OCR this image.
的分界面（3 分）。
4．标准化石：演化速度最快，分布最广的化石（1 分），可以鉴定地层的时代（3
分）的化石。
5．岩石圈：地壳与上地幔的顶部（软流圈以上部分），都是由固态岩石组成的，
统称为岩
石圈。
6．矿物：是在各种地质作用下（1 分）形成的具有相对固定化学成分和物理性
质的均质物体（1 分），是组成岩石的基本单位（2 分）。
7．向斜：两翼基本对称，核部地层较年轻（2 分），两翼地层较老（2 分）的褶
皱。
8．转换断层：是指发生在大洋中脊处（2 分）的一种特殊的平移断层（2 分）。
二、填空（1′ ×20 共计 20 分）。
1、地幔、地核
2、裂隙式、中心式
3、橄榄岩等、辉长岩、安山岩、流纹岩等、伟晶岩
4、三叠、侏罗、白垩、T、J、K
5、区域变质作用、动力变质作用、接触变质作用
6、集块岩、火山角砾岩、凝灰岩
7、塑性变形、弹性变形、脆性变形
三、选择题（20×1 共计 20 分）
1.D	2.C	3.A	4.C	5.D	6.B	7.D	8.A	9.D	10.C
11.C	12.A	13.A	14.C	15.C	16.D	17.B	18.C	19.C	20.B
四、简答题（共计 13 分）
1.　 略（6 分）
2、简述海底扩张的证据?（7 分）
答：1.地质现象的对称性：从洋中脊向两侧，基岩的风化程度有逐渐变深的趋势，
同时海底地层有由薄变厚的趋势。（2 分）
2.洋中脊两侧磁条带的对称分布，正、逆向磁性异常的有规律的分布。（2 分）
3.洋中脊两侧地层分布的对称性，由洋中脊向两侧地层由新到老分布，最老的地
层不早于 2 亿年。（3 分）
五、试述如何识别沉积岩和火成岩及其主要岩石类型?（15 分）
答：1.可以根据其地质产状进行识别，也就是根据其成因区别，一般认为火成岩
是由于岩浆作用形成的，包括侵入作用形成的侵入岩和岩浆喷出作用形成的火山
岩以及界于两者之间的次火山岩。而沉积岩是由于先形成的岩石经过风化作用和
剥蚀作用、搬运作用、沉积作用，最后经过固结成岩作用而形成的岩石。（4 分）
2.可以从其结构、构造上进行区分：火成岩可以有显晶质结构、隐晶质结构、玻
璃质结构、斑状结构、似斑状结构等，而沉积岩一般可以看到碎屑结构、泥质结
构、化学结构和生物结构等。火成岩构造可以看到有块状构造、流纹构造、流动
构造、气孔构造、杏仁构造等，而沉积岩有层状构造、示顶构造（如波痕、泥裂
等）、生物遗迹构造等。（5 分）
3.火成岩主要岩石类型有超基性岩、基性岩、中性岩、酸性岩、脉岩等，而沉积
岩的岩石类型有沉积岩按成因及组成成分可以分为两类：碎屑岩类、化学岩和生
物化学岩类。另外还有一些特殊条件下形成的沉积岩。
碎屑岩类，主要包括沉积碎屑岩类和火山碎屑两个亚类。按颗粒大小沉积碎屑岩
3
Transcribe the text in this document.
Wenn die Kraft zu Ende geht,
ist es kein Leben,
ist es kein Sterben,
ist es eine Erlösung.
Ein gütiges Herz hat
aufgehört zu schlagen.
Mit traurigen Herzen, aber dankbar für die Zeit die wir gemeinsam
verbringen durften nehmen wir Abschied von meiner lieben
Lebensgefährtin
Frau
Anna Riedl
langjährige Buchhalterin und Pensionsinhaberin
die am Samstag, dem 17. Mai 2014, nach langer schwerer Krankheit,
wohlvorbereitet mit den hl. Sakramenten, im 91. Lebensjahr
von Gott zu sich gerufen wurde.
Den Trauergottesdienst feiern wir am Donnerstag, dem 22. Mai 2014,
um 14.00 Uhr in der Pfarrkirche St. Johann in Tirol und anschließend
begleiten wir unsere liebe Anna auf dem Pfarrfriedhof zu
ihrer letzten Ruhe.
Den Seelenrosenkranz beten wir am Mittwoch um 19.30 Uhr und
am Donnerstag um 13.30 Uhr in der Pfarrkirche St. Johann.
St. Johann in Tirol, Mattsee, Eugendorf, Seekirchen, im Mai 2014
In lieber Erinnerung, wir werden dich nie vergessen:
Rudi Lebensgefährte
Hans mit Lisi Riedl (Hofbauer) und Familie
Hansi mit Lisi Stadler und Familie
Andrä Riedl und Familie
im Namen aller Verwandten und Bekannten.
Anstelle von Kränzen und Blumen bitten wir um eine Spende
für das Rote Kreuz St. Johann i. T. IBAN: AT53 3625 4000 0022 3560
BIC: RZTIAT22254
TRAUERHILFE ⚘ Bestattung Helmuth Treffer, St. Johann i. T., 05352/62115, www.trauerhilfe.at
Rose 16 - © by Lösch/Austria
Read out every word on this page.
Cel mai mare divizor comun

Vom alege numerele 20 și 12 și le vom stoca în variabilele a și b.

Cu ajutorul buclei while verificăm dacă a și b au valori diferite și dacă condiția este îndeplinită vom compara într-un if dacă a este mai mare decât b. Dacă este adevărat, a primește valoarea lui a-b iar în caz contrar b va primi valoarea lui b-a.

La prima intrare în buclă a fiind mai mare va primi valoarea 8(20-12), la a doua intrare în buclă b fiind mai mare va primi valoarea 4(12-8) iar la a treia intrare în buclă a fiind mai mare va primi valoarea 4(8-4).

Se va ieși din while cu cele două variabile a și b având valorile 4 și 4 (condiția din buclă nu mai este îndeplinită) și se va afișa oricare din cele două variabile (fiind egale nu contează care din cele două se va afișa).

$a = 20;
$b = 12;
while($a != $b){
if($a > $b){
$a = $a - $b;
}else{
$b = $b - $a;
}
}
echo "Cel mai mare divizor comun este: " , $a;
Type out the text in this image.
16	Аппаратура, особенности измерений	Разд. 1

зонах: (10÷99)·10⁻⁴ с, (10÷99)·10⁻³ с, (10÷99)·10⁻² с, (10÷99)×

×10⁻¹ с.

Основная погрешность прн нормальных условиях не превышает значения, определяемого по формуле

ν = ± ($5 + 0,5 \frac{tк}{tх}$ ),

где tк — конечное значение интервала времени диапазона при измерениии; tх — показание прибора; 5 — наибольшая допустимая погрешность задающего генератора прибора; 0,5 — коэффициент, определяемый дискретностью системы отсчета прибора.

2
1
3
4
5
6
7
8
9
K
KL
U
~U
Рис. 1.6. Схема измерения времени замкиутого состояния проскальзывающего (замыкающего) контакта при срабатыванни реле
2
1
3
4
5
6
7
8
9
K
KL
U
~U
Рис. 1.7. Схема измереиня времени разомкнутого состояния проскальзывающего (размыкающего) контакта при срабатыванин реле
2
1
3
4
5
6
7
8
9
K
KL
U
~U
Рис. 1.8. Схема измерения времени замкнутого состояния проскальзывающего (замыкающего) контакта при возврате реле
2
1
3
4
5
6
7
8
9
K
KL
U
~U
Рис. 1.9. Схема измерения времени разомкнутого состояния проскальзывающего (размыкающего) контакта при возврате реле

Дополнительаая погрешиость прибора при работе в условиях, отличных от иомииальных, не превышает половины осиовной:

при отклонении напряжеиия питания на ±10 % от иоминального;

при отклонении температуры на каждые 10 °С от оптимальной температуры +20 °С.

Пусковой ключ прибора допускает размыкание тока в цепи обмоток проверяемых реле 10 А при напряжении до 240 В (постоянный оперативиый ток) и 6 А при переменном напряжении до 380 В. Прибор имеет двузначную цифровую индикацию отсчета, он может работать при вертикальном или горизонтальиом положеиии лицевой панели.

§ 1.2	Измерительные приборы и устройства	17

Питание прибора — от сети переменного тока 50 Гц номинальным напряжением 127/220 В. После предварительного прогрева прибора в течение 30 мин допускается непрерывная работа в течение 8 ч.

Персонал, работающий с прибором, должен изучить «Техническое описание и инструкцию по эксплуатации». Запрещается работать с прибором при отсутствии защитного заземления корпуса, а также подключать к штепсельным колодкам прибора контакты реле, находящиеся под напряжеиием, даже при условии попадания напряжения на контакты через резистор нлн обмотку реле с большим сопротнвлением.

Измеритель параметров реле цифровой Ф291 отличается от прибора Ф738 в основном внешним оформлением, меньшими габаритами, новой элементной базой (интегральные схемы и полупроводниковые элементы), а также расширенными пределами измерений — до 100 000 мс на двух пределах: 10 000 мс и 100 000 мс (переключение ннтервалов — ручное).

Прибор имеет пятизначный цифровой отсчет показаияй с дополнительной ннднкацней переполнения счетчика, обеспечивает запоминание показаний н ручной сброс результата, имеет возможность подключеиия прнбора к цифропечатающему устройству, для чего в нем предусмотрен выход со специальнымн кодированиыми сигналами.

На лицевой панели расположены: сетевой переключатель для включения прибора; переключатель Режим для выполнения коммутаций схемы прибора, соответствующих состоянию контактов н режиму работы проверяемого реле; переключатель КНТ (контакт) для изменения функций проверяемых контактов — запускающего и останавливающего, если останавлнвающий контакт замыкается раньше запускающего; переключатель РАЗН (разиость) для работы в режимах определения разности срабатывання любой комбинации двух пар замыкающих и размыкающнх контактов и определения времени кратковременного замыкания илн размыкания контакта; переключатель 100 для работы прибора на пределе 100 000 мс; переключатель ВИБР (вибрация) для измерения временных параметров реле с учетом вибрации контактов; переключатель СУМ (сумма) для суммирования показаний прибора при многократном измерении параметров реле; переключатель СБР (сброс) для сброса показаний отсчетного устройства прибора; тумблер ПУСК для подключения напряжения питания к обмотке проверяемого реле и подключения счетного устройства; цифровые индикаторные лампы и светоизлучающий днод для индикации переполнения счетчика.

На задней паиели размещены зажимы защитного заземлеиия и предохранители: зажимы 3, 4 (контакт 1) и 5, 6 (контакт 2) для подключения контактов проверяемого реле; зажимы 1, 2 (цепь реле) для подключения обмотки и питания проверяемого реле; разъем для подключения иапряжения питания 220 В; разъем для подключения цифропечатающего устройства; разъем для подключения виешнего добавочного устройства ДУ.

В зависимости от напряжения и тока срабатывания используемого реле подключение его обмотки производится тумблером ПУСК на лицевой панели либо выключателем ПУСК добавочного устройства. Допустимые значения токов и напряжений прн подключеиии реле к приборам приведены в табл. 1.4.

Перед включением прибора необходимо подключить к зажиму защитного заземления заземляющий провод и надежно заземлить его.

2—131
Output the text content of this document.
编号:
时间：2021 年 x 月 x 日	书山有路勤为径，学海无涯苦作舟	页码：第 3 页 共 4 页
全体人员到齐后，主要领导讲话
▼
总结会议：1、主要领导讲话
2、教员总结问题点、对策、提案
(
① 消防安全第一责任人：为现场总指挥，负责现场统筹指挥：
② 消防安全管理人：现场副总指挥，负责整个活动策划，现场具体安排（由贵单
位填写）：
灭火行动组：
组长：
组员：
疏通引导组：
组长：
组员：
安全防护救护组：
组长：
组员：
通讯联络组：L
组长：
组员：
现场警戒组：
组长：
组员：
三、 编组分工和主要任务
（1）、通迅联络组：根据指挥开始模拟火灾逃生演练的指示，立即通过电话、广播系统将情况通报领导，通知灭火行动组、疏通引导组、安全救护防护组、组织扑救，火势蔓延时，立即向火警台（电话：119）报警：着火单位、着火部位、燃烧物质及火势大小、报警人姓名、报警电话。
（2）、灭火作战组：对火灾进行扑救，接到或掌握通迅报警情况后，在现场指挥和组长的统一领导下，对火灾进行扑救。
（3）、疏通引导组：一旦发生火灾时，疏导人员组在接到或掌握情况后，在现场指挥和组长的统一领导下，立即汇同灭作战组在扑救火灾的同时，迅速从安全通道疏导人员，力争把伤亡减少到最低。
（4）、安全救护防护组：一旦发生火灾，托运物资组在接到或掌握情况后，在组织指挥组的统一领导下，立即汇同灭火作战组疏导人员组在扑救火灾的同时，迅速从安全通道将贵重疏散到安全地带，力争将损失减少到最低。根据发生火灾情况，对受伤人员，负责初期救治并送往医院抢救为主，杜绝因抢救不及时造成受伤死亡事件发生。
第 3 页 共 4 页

# # #

What you have to do
Copy out each line in the preceding records that contains "condiția".

Solved exercise
Cu ajutorul buclei while verificăm dacă a și b au valori diferite și dacă condiția este îndeplinită vom compara într-un if dacă a este mai mare decât b. Dacă este adevărat, a primește valoarea lui a-b iar în caz contrar b va primi valoarea lui b-a.
Se va ieși din while cu cele două variabile a și b având valorile 4 și 4 (condiția din buclă nu mai este îndeplinită) și se va afișa oricare din cele două variabile (fiind egale nu contează care din cele două se va afișa).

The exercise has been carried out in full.